### WHAT THIS TASK INVOLVES
Give the entries again, word for word.

### DATA SHOWN
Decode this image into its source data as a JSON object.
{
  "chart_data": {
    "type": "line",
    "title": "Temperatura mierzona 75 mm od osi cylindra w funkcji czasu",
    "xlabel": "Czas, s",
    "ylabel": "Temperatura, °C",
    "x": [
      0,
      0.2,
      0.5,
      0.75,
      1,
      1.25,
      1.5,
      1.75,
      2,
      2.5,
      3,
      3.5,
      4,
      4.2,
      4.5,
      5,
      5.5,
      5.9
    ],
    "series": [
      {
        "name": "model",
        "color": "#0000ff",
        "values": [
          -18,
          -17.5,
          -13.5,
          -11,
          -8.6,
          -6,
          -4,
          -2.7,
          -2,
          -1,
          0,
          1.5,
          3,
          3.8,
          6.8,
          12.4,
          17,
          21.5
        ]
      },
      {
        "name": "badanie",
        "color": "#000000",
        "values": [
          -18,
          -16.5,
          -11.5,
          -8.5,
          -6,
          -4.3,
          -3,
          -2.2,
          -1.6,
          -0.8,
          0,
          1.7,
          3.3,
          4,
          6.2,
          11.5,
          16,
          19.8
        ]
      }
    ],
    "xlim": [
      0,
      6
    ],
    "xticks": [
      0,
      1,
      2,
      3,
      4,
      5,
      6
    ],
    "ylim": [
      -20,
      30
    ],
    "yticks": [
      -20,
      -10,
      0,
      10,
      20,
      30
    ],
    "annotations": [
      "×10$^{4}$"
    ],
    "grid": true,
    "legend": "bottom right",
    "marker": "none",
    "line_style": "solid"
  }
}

### RESPONSE TO THE TASK
Decode this image into its source data as a JSON object.
{
  "chart_data": {
    "type": "line",
    "title": "Temperatura mierzona 75 mm od osi cylindra w funkcji czasu",
    "xlabel": "Czas, s",
    "ylabel": "Temperatura, °C",
    "x": [
      0,
      0.2,
      0.5,
      0.75,
      1,
      1.25,
      1.5,
      1.75,
      2,
      2.5,
      3,
      3.5,
      4,
      4.2,
      4.5,
      5,
      5.5,
      5.9
    ],
    "series": [
      {
        "name": "model",
        "color": "#0000ff",
        "values": [
          -18,
          -17.5,
          -13.5,
          -11,
          -8.6,
          -6,
          -4,
          -2.7,
          -2,
          -1,
          0,
          1.5,
          3,
          3.8,
          6.8,
          12.4,
          17,
          21.5
        ]
      },
      {
        "name": "badanie",
        "color": "#000000",
        "values": [
          -18,
          -16.5,
          -11.5,
          -8.5,
          -6,
          -4.3,
          -3,
          -2.2,
          -1.6,
          -0.8,
          0,
          1.7,
          3.3,
          4,
          6.2,
          11.5,
          16,
          19.8
        ]
      }
    ],
    "xlim": [
      0,
      6
    ],
    "xticks": [
      0,
      1,
      2,
      3,
      4,
      5,
      6
    ],
    "ylim": [
      -20,
      30
    ],
    "yticks": [
      -20,
      -10,
      0,
      10,
      20,
      30
    ],
    "annotations": [
      "×10$^{4}$"
    ],
    "grid": true,
    "legend": "bottom right",
    "marker": "none",
    "line_style": "solid"
  }
}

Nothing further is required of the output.